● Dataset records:
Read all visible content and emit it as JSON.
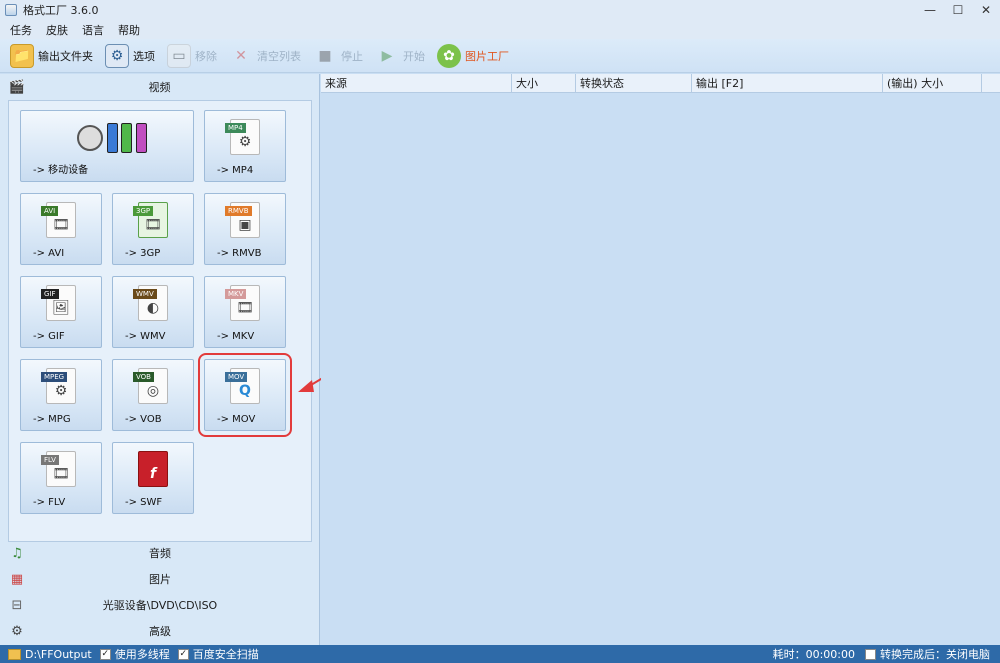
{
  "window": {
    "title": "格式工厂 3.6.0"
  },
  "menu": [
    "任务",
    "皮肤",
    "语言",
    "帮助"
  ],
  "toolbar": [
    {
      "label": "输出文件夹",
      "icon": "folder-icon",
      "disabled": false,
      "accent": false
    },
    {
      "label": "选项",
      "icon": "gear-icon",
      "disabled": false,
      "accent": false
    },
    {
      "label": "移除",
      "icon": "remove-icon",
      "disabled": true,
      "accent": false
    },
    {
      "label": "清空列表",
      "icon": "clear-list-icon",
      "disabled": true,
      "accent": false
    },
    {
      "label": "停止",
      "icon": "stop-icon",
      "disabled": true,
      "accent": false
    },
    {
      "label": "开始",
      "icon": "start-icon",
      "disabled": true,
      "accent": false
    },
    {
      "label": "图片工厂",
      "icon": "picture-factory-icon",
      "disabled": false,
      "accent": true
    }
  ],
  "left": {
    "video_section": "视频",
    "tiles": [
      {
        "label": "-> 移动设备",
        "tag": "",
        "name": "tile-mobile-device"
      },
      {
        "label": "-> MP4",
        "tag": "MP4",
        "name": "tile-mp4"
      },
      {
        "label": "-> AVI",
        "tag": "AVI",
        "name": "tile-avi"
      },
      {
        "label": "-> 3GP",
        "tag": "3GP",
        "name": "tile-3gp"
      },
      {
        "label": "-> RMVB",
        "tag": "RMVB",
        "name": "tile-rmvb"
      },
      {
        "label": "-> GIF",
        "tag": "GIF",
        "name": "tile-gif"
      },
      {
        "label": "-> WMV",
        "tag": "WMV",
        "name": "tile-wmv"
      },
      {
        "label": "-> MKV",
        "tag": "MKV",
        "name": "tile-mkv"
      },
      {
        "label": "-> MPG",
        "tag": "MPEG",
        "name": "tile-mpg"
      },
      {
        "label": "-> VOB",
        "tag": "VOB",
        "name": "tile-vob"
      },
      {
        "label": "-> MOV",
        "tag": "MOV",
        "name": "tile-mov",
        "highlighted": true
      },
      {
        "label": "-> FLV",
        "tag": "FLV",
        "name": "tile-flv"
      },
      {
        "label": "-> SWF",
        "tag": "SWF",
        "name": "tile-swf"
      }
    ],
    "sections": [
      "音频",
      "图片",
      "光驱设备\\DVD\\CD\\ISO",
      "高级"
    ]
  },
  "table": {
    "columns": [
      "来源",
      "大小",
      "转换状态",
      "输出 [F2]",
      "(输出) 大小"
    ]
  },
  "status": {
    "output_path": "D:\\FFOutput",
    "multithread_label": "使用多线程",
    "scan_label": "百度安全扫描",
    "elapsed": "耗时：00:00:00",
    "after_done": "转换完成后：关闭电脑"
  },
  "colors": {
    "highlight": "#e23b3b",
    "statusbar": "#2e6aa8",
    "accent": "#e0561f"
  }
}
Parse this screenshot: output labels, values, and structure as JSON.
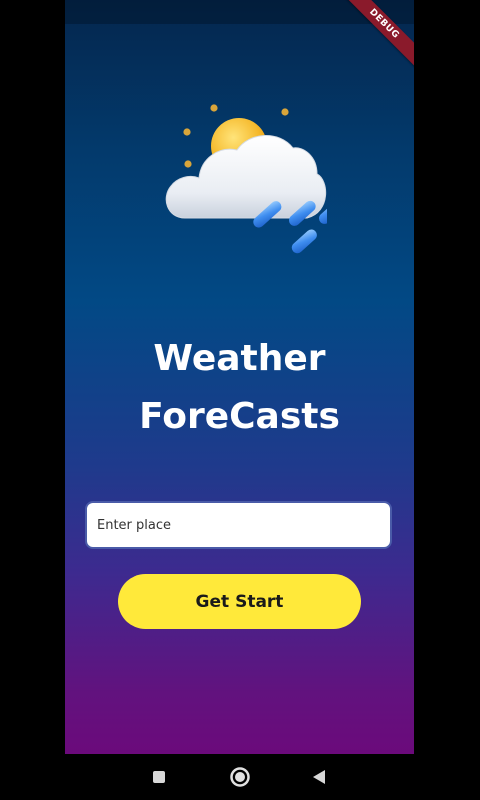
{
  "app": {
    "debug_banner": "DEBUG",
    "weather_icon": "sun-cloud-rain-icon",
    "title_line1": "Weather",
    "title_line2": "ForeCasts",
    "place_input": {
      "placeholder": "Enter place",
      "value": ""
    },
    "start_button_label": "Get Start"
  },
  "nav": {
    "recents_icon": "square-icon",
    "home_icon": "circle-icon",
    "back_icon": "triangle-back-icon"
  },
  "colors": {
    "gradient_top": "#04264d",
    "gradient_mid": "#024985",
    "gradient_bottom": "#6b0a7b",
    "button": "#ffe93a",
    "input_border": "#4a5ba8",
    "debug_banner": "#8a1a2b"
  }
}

● Task statement: Reproduce every entry word for word, but omit the pictures.

● Finished task:
Read all visible content and emit it as JSON.
{
  "window": {
    "title": "格式工厂 3.6.0"
  },
  "menu": [
    "任务",
    "皮肤",
    "语言",
    "帮助"
  ],
  "toolbar": [
    {
      "label": "输出文件夹",
      "icon": "folder-icon",
      "disabled": false,
      "accent": false
    },
    {
      "label": "选项",
      "icon": "gear-icon",
      "disabled": false,
      "accent": false
    },
    {
      "label": "移除",
      "icon": "remove-icon",
      "disabled": true,
      "accent": false
    },
    {
      "label": "清空列表",
      "icon": "clear-list-icon",
      "disabled": true,
      "accent": false
    },
    {
      "label": "停止",
      "icon": "stop-icon",
      "disabled": true,
      "accent": false
    },
    {
      "label": "开始",
      "icon": "start-icon",
      "disabled": true,
      "accent": false
    },
    {
      "label": "图片工厂",
      "icon": "picture-factory-icon",
      "disabled": false,
      "accent": true
    }
  ],
  "left": {
    "video_section": "视频",
    "tiles": [
      {
        "label": "-> 移动设备",
        "tag": "",
        "name": "tile-mobile-device"
      },
      {
        "label": "-> MP4",
        "tag": "MP4",
        "name": "tile-mp4"
      },
      {
        "label": "-> AVI",
        "tag": "AVI",
        "name": "tile-avi"
      },
      {
        "label": "-> 3GP",
        "tag": "3GP",
        "name": "tile-3gp"
      },
      {
        "label": "-> RMVB",
        "tag": "RMVB",
        "name": "tile-rmvb"
      },
      {
        "label": "-> GIF",
        "tag": "GIF",
        "name": "tile-gif"
      },
      {
        "label": "-> WMV",
        "tag": "WMV",
        "name": "tile-wmv"
      },
      {
        "label": "-> MKV",
        "tag": "MKV",
        "name": "tile-mkv"
      },
      {
        "label": "-> MPG",
        "tag": "MPEG",
        "name": "tile-mpg"
      },
      {
        "label": "-> VOB",
        "tag": "VOB",
        "name": "tile-vob"
      },
      {
        "label": "-> MOV",
        "tag": "MOV",
        "name": "tile-mov",
        "highlighted": true
      },
      {
        "label": "-> FLV",
        "tag": "FLV",
        "name": "tile-flv"
      },
      {
        "label": "-> SWF",
        "tag": "SWF",
        "name": "tile-swf"
      }
    ],
    "sections": [
      "音频",
      "图片",
      "光驱设备\\DVD\\CD\\ISO",
      "高级"
    ]
  },
  "table": {
    "columns": [
      "来源",
      "大小",
      "转换状态",
      "输出 [F2]",
      "(输出) 大小"
    ]
  },
  "status": {
    "output_path": "D:\\FFOutput",
    "multithread_label": "使用多线程",
    "scan_label": "百度安全扫描",
    "elapsed": "耗时：00:00:00",
    "after_done": "转换完成后：关闭电脑"
  },
  "colors": {
    "highlight": "#e23b3b",
    "statusbar": "#2e6aa8",
    "accent": "#e0561f"
  }
}
Parse this screenshot: output labels, values, and structure as JSON.
{
  "app": {
    "debug_banner": "DEBUG",
    "weather_icon": "sun-cloud-rain-icon",
    "title_line1": "Weather",
    "title_line2": "ForeCasts",
    "place_input": {
      "placeholder": "Enter place",
      "value": ""
    },
    "start_button_label": "Get Start"
  },
  "nav": {
    "recents_icon": "square-icon",
    "home_icon": "circle-icon",
    "back_icon": "triangle-back-icon"
  },
  "colors": {
    "gradient_top": "#04264d",
    "gradient_mid": "#024985",
    "gradient_bottom": "#6b0a7b",
    "button": "#ffe93a",
    "input_border": "#4a5ba8",
    "debug_banner": "#8a1a2b"
  }
}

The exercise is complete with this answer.